[Figure record listings]
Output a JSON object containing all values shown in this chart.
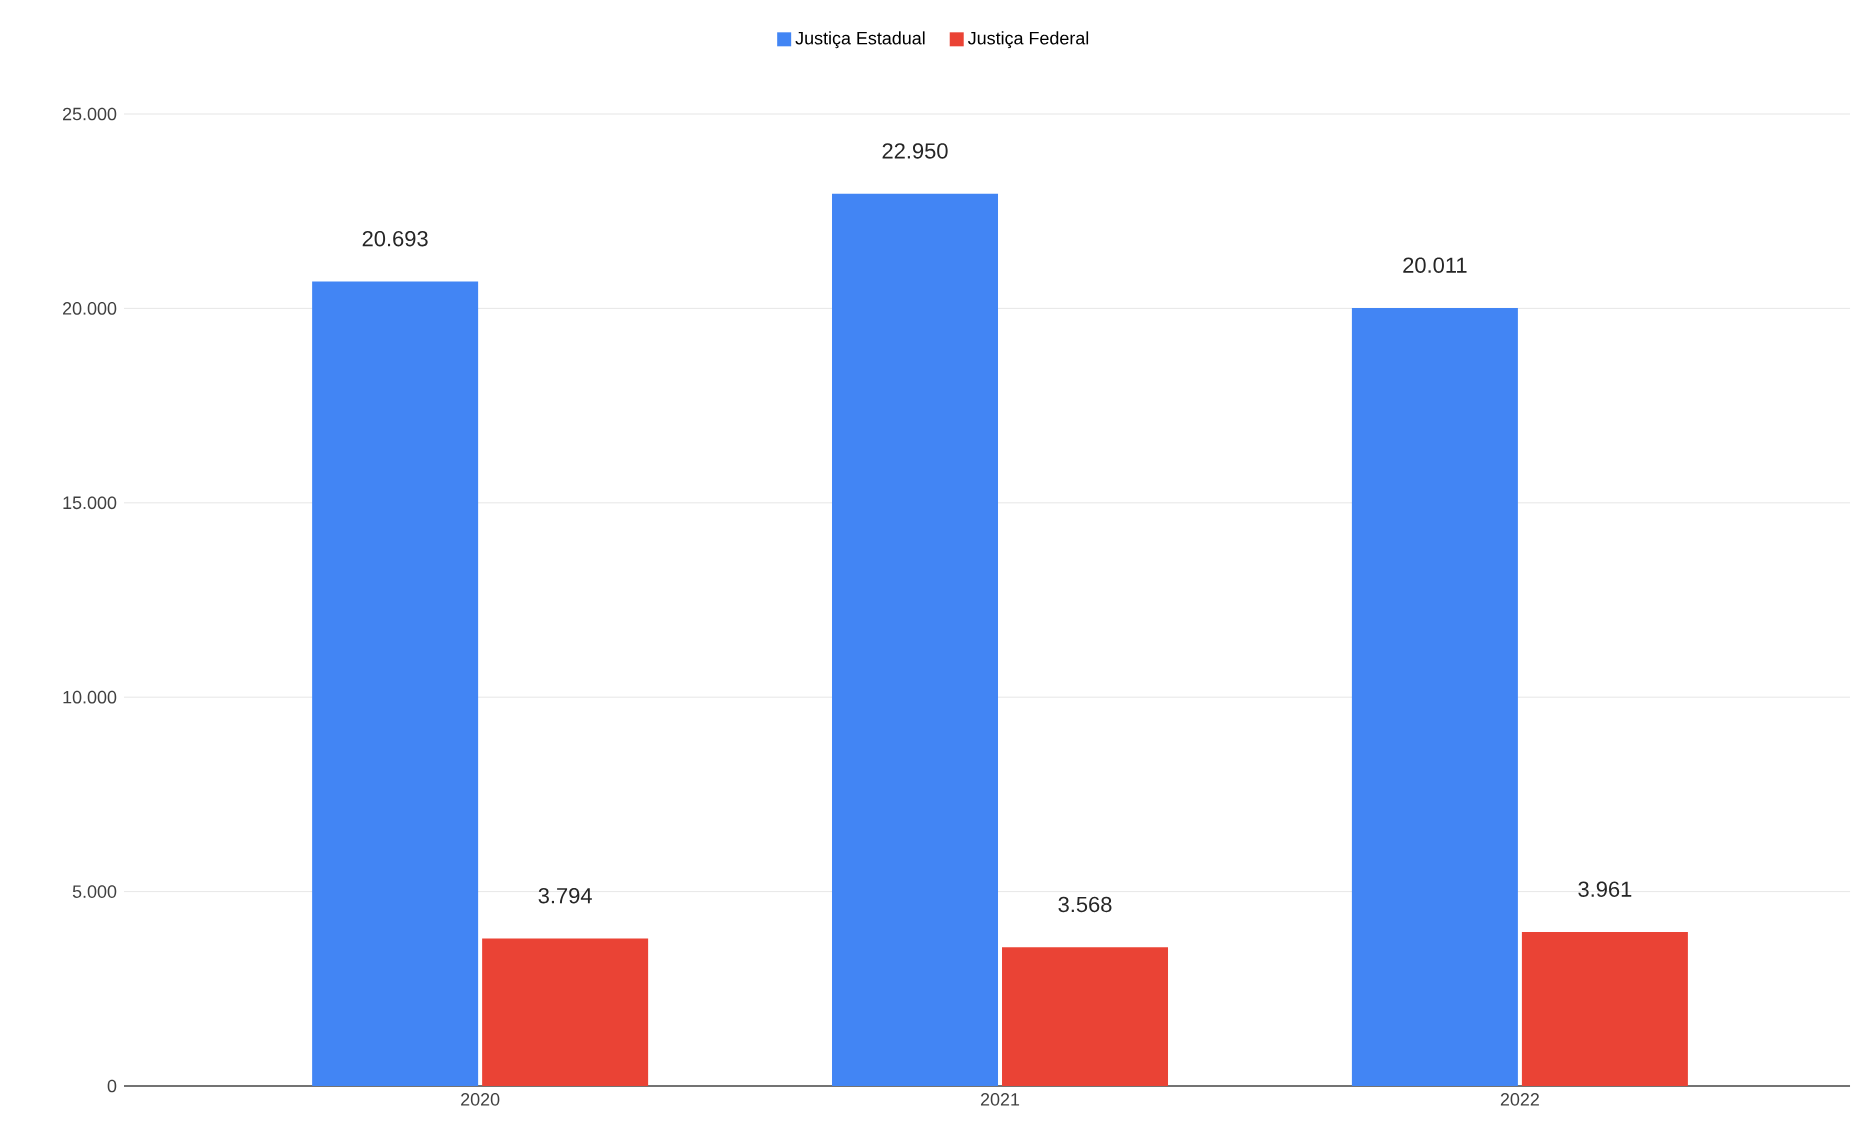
{
  "chart_data": {
    "type": "bar",
    "categories": [
      "2020",
      "2021",
      "2022"
    ],
    "series": [
      {
        "name": "Justiça Estadual",
        "color": "#4285f4",
        "values": [
          20693,
          22950,
          20011
        ],
        "value_labels": [
          "20.693",
          "22.950",
          "20.011"
        ]
      },
      {
        "name": "Justiça Federal",
        "color": "#ea4335",
        "values": [
          3794,
          3568,
          3961
        ],
        "value_labels": [
          "3.794",
          "3.568",
          "3.961"
        ]
      }
    ],
    "ylim": [
      0,
      25000
    ],
    "yticks": [
      {
        "value": 0,
        "label": "0"
      },
      {
        "value": 5000,
        "label": "5.000"
      },
      {
        "value": 10000,
        "label": "10.000"
      },
      {
        "value": 15000,
        "label": "15.000"
      },
      {
        "value": 20000,
        "label": "20.000"
      },
      {
        "value": 25000,
        "label": "25.000"
      }
    ],
    "grid": "y",
    "legend": "top"
  }
}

▶ **What is asked**: Transcribe the records above verbatim. Do not carry over any picture.

▶ **Task output**:
Output a JSON object containing all values shown in this chart.
{
  "chart_data": {
    "type": "bar",
    "categories": [
      "2020",
      "2021",
      "2022"
    ],
    "series": [
      {
        "name": "Justiça Estadual",
        "color": "#4285f4",
        "values": [
          20693,
          22950,
          20011
        ],
        "value_labels": [
          "20.693",
          "22.950",
          "20.011"
        ]
      },
      {
        "name": "Justiça Federal",
        "color": "#ea4335",
        "values": [
          3794,
          3568,
          3961
        ],
        "value_labels": [
          "3.794",
          "3.568",
          "3.961"
        ]
      }
    ],
    "ylim": [
      0,
      25000
    ],
    "yticks": [
      {
        "value": 0,
        "label": "0"
      },
      {
        "value": 5000,
        "label": "5.000"
      },
      {
        "value": 10000,
        "label": "10.000"
      },
      {
        "value": 15000,
        "label": "15.000"
      },
      {
        "value": 20000,
        "label": "20.000"
      },
      {
        "value": 25000,
        "label": "25.000"
      }
    ],
    "grid": "y",
    "legend": "top"
  }
}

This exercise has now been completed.